(Records)
-------------------------
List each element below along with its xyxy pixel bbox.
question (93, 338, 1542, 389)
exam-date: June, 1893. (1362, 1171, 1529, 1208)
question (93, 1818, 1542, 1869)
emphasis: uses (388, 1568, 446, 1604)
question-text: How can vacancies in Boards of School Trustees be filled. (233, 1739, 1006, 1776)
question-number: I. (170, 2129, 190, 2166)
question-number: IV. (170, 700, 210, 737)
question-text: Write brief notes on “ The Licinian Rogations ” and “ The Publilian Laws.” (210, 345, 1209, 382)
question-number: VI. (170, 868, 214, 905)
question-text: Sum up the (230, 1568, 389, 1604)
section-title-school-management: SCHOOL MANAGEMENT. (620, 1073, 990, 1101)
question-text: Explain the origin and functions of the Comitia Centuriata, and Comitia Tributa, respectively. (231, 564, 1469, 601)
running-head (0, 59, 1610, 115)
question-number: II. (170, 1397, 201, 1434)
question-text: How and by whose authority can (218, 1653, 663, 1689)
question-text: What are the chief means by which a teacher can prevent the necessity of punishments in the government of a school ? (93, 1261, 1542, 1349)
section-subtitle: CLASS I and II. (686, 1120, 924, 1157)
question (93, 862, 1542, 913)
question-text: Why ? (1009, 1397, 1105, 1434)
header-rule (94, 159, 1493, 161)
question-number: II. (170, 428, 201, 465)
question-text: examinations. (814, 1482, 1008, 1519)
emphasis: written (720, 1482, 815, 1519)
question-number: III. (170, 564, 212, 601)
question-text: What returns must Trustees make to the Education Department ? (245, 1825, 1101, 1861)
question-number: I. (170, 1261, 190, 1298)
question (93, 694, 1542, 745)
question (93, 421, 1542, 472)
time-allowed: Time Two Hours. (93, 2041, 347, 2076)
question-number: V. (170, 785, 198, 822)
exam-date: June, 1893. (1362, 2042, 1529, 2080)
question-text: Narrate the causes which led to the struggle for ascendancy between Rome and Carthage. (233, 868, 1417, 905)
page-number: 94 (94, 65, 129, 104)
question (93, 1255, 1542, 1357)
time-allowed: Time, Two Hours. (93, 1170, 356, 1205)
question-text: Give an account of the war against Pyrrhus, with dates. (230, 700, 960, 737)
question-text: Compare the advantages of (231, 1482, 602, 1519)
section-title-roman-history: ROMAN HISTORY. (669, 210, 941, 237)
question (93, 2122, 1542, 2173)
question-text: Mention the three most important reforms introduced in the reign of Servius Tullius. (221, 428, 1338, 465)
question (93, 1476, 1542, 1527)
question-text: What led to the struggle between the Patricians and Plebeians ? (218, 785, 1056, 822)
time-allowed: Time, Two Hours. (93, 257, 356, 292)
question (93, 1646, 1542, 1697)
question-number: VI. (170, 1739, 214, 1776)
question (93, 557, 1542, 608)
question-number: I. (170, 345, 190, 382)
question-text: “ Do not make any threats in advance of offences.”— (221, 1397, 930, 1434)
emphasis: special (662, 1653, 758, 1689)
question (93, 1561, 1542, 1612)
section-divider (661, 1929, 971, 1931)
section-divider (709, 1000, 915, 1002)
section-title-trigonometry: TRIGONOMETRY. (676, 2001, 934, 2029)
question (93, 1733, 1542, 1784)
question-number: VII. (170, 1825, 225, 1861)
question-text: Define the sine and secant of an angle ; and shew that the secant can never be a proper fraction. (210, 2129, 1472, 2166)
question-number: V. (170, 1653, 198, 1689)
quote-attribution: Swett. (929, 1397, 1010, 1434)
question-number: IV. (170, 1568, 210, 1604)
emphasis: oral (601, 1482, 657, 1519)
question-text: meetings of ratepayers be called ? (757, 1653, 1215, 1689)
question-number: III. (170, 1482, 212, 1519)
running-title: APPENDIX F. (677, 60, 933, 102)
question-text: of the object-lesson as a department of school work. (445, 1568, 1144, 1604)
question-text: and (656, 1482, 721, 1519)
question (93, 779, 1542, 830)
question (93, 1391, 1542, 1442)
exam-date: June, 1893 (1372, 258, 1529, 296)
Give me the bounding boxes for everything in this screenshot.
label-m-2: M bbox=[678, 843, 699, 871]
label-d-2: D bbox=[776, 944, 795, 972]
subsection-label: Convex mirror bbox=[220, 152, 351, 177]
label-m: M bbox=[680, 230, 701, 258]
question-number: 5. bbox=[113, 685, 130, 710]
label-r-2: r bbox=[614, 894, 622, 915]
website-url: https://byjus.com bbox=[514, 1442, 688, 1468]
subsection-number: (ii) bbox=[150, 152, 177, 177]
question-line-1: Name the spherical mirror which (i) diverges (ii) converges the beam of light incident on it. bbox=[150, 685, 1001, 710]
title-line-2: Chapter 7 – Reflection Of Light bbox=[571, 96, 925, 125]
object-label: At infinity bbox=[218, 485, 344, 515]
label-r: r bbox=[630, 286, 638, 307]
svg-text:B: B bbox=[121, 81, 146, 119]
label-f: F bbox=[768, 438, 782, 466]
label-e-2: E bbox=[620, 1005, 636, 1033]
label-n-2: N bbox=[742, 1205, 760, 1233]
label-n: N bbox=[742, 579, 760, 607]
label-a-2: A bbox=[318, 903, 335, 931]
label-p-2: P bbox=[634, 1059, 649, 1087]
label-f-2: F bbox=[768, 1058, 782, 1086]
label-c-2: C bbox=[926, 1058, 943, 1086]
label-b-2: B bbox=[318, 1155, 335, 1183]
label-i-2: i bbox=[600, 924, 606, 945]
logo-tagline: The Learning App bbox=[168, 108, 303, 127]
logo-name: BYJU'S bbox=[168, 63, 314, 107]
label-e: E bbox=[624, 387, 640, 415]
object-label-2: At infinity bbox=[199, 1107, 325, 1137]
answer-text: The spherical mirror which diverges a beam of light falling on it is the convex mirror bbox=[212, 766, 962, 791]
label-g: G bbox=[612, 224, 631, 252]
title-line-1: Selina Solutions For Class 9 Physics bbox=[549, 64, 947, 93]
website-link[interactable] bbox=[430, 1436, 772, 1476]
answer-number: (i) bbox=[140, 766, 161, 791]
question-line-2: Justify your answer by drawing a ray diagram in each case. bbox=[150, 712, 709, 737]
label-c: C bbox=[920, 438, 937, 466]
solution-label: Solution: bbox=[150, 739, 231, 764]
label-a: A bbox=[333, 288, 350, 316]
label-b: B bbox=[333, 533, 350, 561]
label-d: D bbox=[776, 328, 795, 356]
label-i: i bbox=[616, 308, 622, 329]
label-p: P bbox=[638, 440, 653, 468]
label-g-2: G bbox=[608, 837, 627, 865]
-------------------------
* _PROBLEM_
Copy every line of the data above, changing nothing.

* _OUTPUT OF THE EXERCISE_
List each element below along with its xyxy pixel bbox.
question (93, 338, 1542, 389)
exam-date: June, 1893. (1362, 1171, 1529, 1208)
question (93, 1818, 1542, 1869)
emphasis: uses (388, 1568, 446, 1604)
question-text: How can vacancies in Boards of School Trustees be filled. (233, 1739, 1006, 1776)
question-number: I. (170, 2129, 190, 2166)
question-number: IV. (170, 700, 210, 737)
question-text: Write brief notes on “ The Licinian Rogations ” and “ The Publilian Laws.” (210, 345, 1209, 382)
question-number: VI. (170, 868, 214, 905)
question-text: Sum up the (230, 1568, 389, 1604)
section-title-school-management: SCHOOL MANAGEMENT. (620, 1073, 990, 1101)
question-text: Explain the origin and functions of the Comitia Centuriata, and Comitia Tributa, respectively. (231, 564, 1469, 601)
running-head (0, 59, 1610, 115)
question-number: II. (170, 1397, 201, 1434)
question-text: How and by whose authority can (218, 1653, 663, 1689)
question-text: What are the chief means by which a teacher can prevent the necessity of punishments in the government of a school ? (93, 1261, 1542, 1349)
section-subtitle: CLASS I and II. (686, 1120, 924, 1157)
question (93, 862, 1542, 913)
question-text: Why ? (1009, 1397, 1105, 1434)
header-rule (94, 159, 1493, 161)
question-number: II. (170, 428, 201, 465)
question-text: examinations. (814, 1482, 1008, 1519)
emphasis: written (720, 1482, 815, 1519)
question-number: III. (170, 564, 212, 601)
question-text: What returns must Trustees make to the Education Department ? (245, 1825, 1101, 1861)
question-number: I. (170, 1261, 190, 1298)
question (93, 694, 1542, 745)
question (93, 421, 1542, 472)
time-allowed: Time Two Hours. (93, 2041, 347, 2076)
question-number: V. (170, 785, 198, 822)
exam-date: June, 1893. (1362, 2042, 1529, 2080)
question-text: Narrate the causes which led to the struggle for ascendancy between Rome and Carthage. (233, 868, 1417, 905)
page-number: 94 (94, 65, 129, 104)
question (93, 1255, 1542, 1357)
time-allowed: Time, Two Hours. (93, 1170, 356, 1205)
question-text: Give an account of the war against Pyrrhus, with dates. (230, 700, 960, 737)
question-text: Compare the advantages of (231, 1482, 602, 1519)
section-title-roman-history: ROMAN HISTORY. (669, 210, 941, 237)
question (93, 2122, 1542, 2173)
question-text: Mention the three most important reforms introduced in the reign of Servius Tullius. (221, 428, 1338, 465)
question (93, 1476, 1542, 1527)
question-text: What led to the struggle between the Patricians and Plebeians ? (218, 785, 1056, 822)
time-allowed: Time, Two Hours. (93, 257, 356, 292)
question (93, 1646, 1542, 1697)
question-number: VI. (170, 1739, 214, 1776)
question (93, 557, 1542, 608)
question-number: I. (170, 345, 190, 382)
question-text: “ Do not make any threats in advance of offences.”— (221, 1397, 930, 1434)
emphasis: special (662, 1653, 758, 1689)
question (93, 1561, 1542, 1612)
section-divider (661, 1929, 971, 1931)
section-divider (709, 1000, 915, 1002)
section-title-trigonometry: TRIGONOMETRY. (676, 2001, 934, 2029)
question (93, 1733, 1542, 1784)
question-number: VII. (170, 1825, 225, 1861)
question-text: Define the sine and secant of an angle ; and shew that the secant can never be a proper fraction. (210, 2129, 1472, 2166)
question-number: V. (170, 1653, 198, 1689)
quote-attribution: Swett. (929, 1397, 1010, 1434)
question-number: IV. (170, 1568, 210, 1604)
emphasis: oral (601, 1482, 657, 1519)
question-text: meetings of ratepayers be called ? (757, 1653, 1215, 1689)
question-number: III. (170, 1482, 212, 1519)
running-title: APPENDIX F. (677, 60, 933, 102)
question-text: of the object-lesson as a department of school work. (445, 1568, 1144, 1604)
question-text: and (656, 1482, 721, 1519)
question (93, 779, 1542, 830)
question (93, 1391, 1542, 1442)
exam-date: June, 1893 (1372, 258, 1529, 296)
Give me the bounding boxes for everything in this screenshot.
label-m-2: M bbox=[678, 843, 699, 871]
label-d-2: D bbox=[776, 944, 795, 972]
subsection-label: Convex mirror bbox=[220, 152, 351, 177]
label-m: M bbox=[680, 230, 701, 258]
question-number: 5. bbox=[113, 685, 130, 710]
label-r-2: r bbox=[614, 894, 622, 915]
website-url: https://byjus.com bbox=[514, 1442, 688, 1468]
subsection-number: (ii) bbox=[150, 152, 177, 177]
question-line-1: Name the spherical mirror which (i) diverges (ii) converges the beam of light incident on it. bbox=[150, 685, 1001, 710]
title-line-2: Chapter 7 – Reflection Of Light bbox=[571, 96, 925, 125]
object-label: At infinity bbox=[218, 485, 344, 515]
label-r: r bbox=[630, 286, 638, 307]
svg-text:B: B bbox=[121, 81, 146, 119]
label-f: F bbox=[768, 438, 782, 466]
label-e-2: E bbox=[620, 1005, 636, 1033]
label-n-2: N bbox=[742, 1205, 760, 1233]
label-n: N bbox=[742, 579, 760, 607]
label-a-2: A bbox=[318, 903, 335, 931]
label-p-2: P bbox=[634, 1059, 649, 1087]
label-f-2: F bbox=[768, 1058, 782, 1086]
label-c-2: C bbox=[926, 1058, 943, 1086]
label-b-2: B bbox=[318, 1155, 335, 1183]
label-i-2: i bbox=[600, 924, 606, 945]
logo-tagline: The Learning App bbox=[168, 108, 303, 127]
logo-name: BYJU'S bbox=[168, 63, 314, 107]
label-e: E bbox=[624, 387, 640, 415]
object-label-2: At infinity bbox=[199, 1107, 325, 1137]
answer-text: The spherical mirror which diverges a beam of light falling on it is the convex mirror bbox=[212, 766, 962, 791]
label-g: G bbox=[612, 224, 631, 252]
title-line-1: Selina Solutions For Class 9 Physics bbox=[549, 64, 947, 93]
website-link[interactable] bbox=[430, 1436, 772, 1476]
answer-number: (i) bbox=[140, 766, 161, 791]
question-line-2: Justify your answer by drawing a ray diagram in each case. bbox=[150, 712, 709, 737]
label-c: C bbox=[920, 438, 937, 466]
solution-label: Solution: bbox=[150, 739, 231, 764]
label-a: A bbox=[333, 288, 350, 316]
label-b: B bbox=[333, 533, 350, 561]
label-d: D bbox=[776, 328, 795, 356]
label-i: i bbox=[616, 308, 622, 329]
label-p: P bbox=[638, 440, 653, 468]
label-g-2: G bbox=[608, 837, 627, 865]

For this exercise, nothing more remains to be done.